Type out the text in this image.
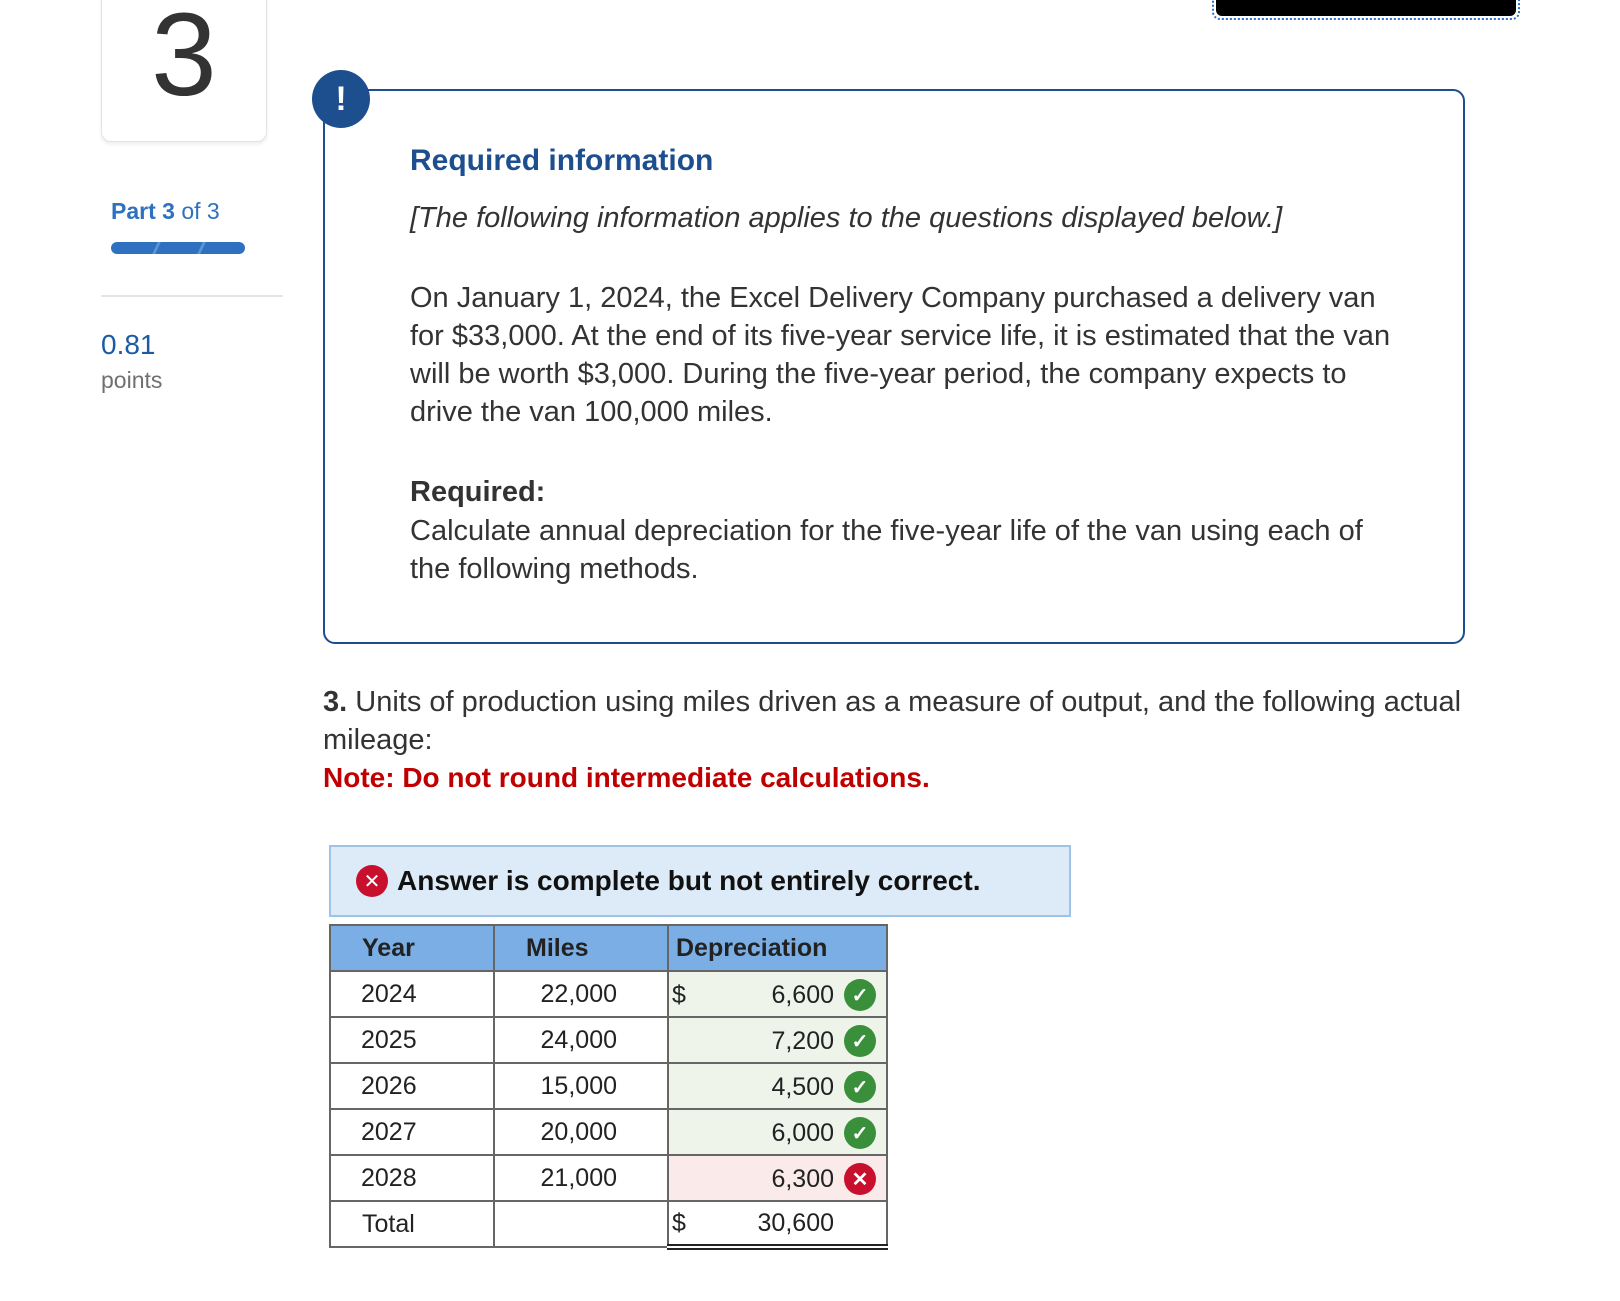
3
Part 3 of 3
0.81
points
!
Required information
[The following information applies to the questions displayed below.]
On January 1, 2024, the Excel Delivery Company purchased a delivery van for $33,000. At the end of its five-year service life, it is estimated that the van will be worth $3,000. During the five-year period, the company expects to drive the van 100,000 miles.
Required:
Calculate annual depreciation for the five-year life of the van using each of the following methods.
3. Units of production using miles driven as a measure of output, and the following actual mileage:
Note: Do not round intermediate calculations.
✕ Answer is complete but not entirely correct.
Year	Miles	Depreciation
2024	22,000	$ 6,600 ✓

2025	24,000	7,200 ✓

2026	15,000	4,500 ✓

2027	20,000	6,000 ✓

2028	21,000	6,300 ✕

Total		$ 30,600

::::

Leaving aside the images, write out the entries above word for word.

FINISHED EXERCISE:
Type out the text in this image.
3
Part 3 of 3
0.81
points
!
Required information
[The following information applies to the questions displayed below.]
On January 1, 2024, the Excel Delivery Company purchased a delivery van for $33,000. At the end of its five-year service life, it is estimated that the van will be worth $3,000. During the five-year period, the company expects to drive the van 100,000 miles.
Required:
Calculate annual depreciation for the five-year life of the van using each of the following methods.
3. Units of production using miles driven as a measure of output, and the following actual mileage:
Note: Do not round intermediate calculations.
✕ Answer is complete but not entirely correct.
Year	Miles	Depreciation
2024	22,000	$ 6,600 ✓

2025	24,000	7,200 ✓

2026	15,000	4,500 ✓

2027	20,000	6,000 ✓

2028	21,000	6,300 ✕

Total		$ 30,600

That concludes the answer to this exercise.